Figure content listings:
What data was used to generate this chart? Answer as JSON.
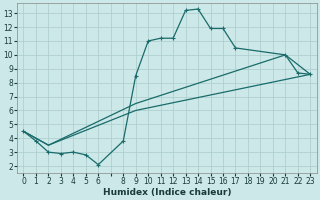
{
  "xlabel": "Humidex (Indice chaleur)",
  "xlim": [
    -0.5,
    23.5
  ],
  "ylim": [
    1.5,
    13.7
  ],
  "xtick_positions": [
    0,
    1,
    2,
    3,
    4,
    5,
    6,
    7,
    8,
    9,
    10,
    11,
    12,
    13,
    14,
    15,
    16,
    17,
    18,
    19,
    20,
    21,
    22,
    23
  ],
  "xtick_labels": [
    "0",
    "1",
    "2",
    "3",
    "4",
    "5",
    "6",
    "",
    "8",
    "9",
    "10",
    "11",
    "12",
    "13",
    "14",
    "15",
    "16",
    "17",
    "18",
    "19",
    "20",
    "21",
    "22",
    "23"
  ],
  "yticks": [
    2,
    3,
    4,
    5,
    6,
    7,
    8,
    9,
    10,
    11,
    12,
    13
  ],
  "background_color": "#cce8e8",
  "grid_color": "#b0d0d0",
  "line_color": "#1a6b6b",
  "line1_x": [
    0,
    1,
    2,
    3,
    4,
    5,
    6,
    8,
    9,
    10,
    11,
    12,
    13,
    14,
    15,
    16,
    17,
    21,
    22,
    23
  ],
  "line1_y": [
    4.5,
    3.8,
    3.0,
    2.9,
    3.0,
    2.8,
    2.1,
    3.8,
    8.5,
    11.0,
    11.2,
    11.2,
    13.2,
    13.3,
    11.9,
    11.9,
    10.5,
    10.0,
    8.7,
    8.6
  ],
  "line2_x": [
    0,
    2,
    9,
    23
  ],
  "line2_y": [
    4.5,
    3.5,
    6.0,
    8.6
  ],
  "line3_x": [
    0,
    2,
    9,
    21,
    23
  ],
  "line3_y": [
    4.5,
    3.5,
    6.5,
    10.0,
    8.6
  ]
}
* * *
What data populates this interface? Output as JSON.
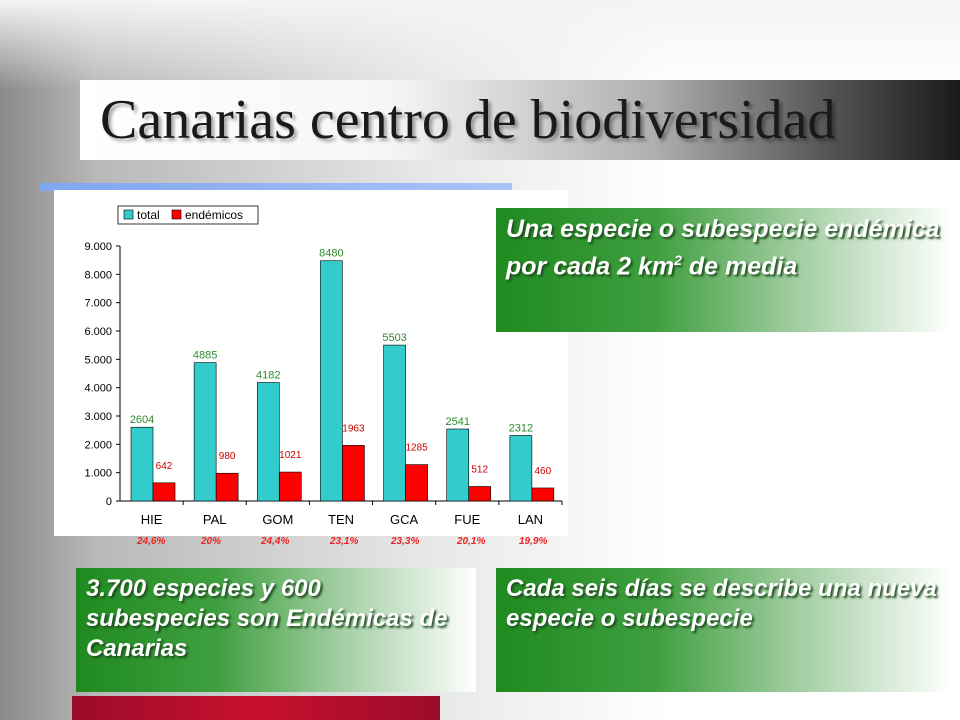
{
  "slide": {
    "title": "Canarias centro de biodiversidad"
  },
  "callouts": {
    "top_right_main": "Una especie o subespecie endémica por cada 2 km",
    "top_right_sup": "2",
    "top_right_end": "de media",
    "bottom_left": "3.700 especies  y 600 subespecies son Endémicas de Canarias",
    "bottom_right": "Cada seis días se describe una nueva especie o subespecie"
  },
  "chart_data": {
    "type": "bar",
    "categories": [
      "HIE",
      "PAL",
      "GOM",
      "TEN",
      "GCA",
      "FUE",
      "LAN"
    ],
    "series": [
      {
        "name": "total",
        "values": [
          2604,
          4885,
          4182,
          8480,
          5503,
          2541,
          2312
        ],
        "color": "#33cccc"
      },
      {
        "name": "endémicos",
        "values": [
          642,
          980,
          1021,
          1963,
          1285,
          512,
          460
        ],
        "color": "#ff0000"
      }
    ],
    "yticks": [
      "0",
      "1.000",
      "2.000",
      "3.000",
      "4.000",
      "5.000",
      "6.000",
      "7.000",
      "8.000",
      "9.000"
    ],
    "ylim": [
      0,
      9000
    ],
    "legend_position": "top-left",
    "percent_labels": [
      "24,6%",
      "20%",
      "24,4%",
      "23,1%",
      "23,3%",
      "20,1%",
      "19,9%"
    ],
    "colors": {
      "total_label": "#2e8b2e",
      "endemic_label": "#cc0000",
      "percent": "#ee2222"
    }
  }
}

*Goal of the exercise*. Find the lines that include the string "What", then copy each of them.

*Complete output*.
What data was used to generate this chart? Answer as JSON.
What data populates this interface? Output as JSON.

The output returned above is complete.